▶ What you need to do: Find every line containing the word "this" and report the count, nothing more.

Records about charts and figures:
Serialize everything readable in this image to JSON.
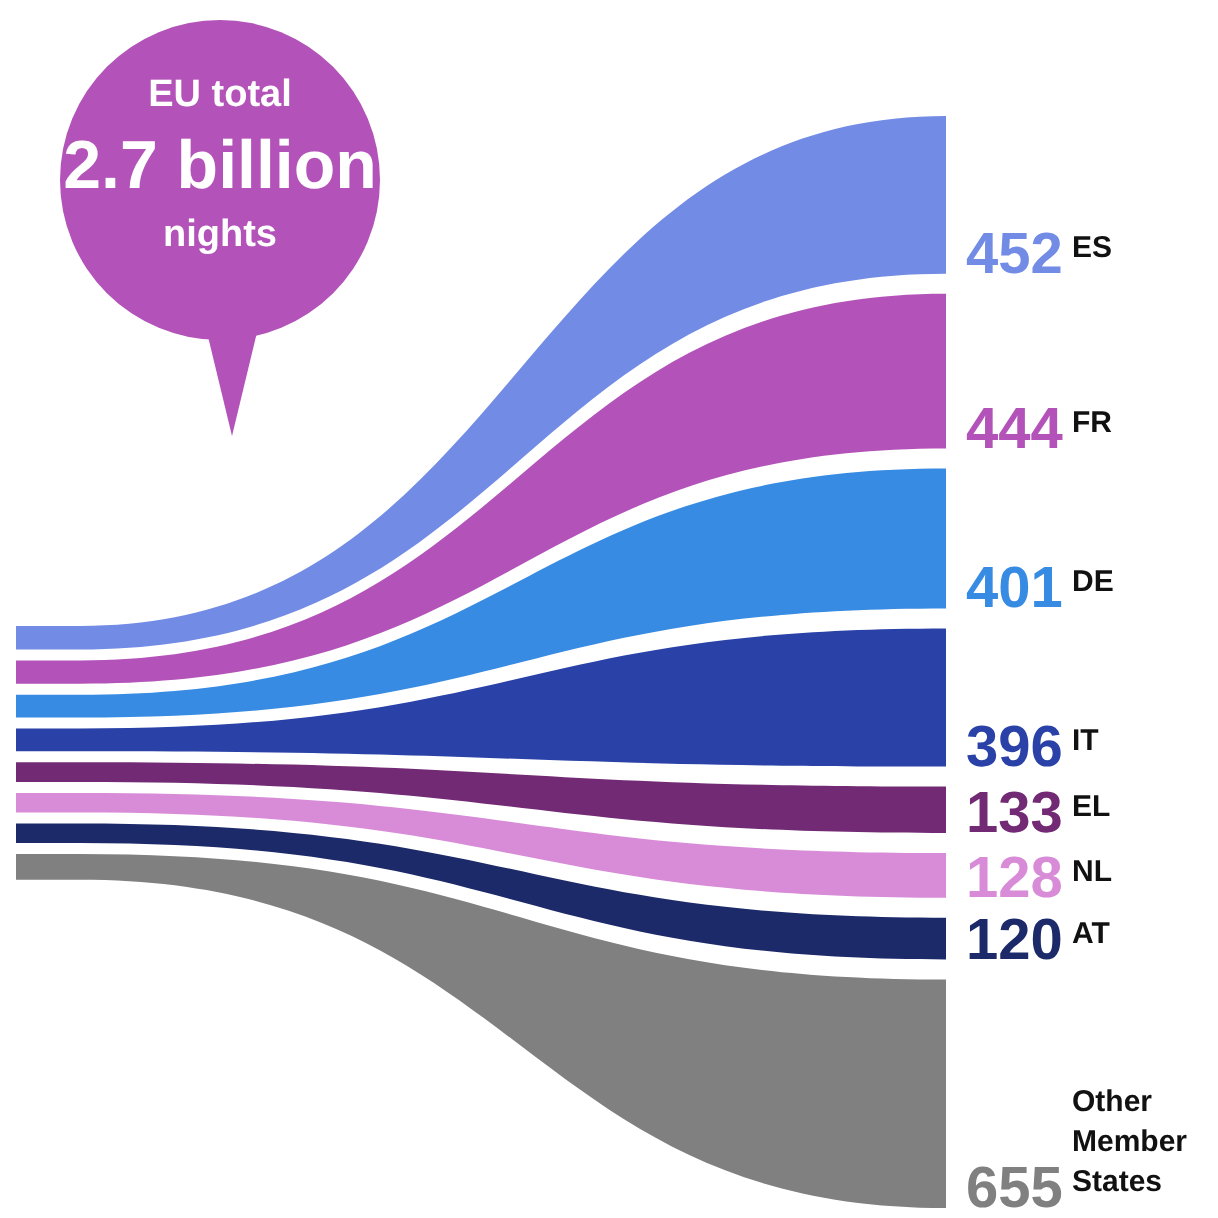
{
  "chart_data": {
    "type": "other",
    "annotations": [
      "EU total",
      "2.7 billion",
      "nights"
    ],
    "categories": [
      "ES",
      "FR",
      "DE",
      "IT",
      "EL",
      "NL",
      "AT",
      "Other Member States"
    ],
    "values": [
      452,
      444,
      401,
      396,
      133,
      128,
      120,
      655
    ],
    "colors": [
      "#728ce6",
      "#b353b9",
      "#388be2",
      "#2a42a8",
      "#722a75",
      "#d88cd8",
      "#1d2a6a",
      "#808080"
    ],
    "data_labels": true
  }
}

* * *

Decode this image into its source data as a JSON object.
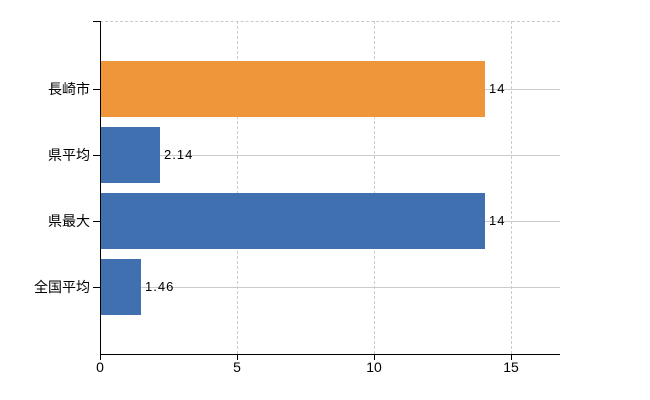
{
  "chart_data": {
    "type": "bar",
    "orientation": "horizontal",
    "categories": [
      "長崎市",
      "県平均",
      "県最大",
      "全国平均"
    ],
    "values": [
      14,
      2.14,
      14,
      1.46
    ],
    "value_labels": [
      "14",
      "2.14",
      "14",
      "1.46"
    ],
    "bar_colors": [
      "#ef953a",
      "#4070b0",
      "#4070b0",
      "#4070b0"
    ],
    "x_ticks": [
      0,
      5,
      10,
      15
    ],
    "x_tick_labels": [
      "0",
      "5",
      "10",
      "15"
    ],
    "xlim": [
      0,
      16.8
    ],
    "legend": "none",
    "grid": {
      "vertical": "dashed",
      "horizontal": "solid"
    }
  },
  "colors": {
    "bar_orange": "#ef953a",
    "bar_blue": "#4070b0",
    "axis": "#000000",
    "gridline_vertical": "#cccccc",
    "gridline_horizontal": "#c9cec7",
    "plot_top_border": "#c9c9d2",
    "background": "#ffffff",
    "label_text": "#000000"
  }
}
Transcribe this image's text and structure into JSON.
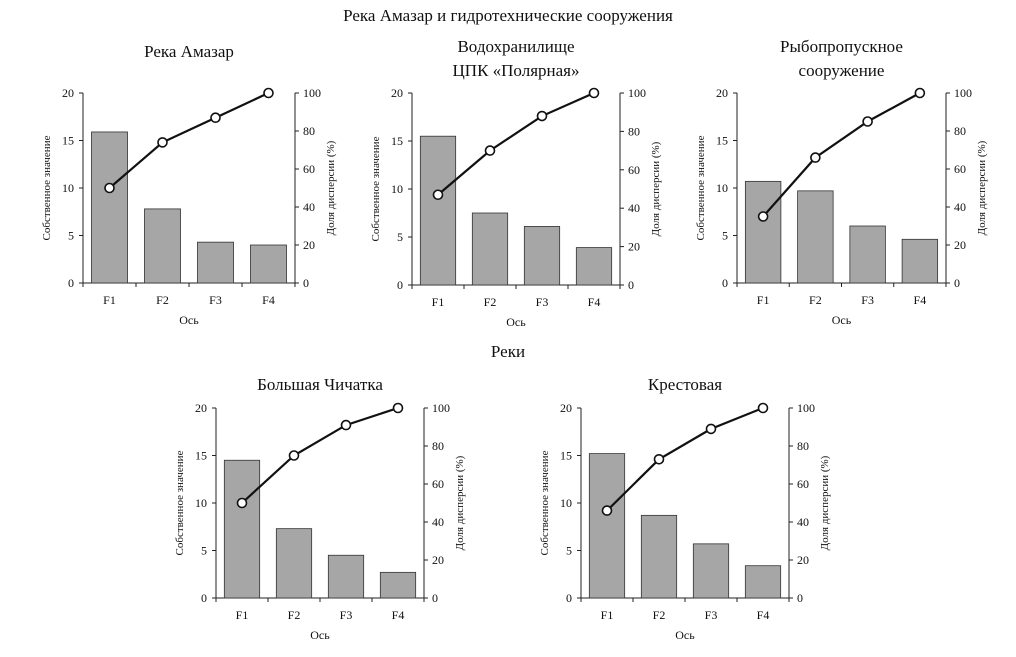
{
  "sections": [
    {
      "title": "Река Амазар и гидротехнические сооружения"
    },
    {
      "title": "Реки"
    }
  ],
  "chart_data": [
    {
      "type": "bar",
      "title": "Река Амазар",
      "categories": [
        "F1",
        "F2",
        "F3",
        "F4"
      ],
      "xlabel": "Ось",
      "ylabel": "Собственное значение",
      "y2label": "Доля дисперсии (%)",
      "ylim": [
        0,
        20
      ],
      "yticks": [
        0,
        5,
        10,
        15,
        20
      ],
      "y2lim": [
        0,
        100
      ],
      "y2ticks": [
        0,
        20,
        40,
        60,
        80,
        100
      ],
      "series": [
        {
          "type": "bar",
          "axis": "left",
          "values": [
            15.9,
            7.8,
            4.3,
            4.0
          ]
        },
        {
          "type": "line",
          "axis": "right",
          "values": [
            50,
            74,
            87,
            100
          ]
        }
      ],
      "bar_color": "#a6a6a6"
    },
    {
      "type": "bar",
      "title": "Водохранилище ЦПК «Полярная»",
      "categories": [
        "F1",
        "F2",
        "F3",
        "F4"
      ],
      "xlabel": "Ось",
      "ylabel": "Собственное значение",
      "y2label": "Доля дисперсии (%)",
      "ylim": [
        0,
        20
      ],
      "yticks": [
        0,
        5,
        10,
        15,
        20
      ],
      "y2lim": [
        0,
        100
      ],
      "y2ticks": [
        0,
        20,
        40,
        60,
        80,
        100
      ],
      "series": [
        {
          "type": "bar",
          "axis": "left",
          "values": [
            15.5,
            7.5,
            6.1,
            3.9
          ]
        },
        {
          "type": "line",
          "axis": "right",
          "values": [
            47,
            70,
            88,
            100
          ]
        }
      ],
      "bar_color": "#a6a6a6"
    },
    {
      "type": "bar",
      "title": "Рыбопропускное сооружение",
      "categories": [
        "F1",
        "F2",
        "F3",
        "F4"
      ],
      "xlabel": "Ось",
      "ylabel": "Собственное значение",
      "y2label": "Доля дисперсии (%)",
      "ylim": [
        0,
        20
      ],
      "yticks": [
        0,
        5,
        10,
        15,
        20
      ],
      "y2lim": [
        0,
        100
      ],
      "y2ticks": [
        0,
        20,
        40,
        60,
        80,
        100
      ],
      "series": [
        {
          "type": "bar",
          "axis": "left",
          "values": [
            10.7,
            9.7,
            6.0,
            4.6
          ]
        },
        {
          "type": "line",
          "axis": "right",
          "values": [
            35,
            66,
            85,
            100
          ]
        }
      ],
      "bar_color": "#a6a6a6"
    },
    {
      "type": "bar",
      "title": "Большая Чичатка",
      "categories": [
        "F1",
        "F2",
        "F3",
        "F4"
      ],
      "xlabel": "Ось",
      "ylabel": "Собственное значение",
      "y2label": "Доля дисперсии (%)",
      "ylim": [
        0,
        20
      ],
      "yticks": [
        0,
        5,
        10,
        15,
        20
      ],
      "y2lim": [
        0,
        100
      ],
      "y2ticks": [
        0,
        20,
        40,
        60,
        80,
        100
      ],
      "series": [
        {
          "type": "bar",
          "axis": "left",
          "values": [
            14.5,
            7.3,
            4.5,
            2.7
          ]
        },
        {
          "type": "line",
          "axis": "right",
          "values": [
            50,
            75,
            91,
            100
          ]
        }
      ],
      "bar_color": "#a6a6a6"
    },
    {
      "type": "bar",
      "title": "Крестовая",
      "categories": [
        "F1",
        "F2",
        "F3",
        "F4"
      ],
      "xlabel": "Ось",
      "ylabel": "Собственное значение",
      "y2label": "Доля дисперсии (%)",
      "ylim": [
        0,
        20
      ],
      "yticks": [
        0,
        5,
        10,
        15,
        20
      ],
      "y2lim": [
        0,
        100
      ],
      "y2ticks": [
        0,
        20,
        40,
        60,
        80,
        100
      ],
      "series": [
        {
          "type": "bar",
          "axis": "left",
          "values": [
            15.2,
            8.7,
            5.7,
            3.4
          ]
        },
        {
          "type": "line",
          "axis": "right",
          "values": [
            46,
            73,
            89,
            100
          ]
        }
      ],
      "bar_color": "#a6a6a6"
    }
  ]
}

▶ Finished exercise: 3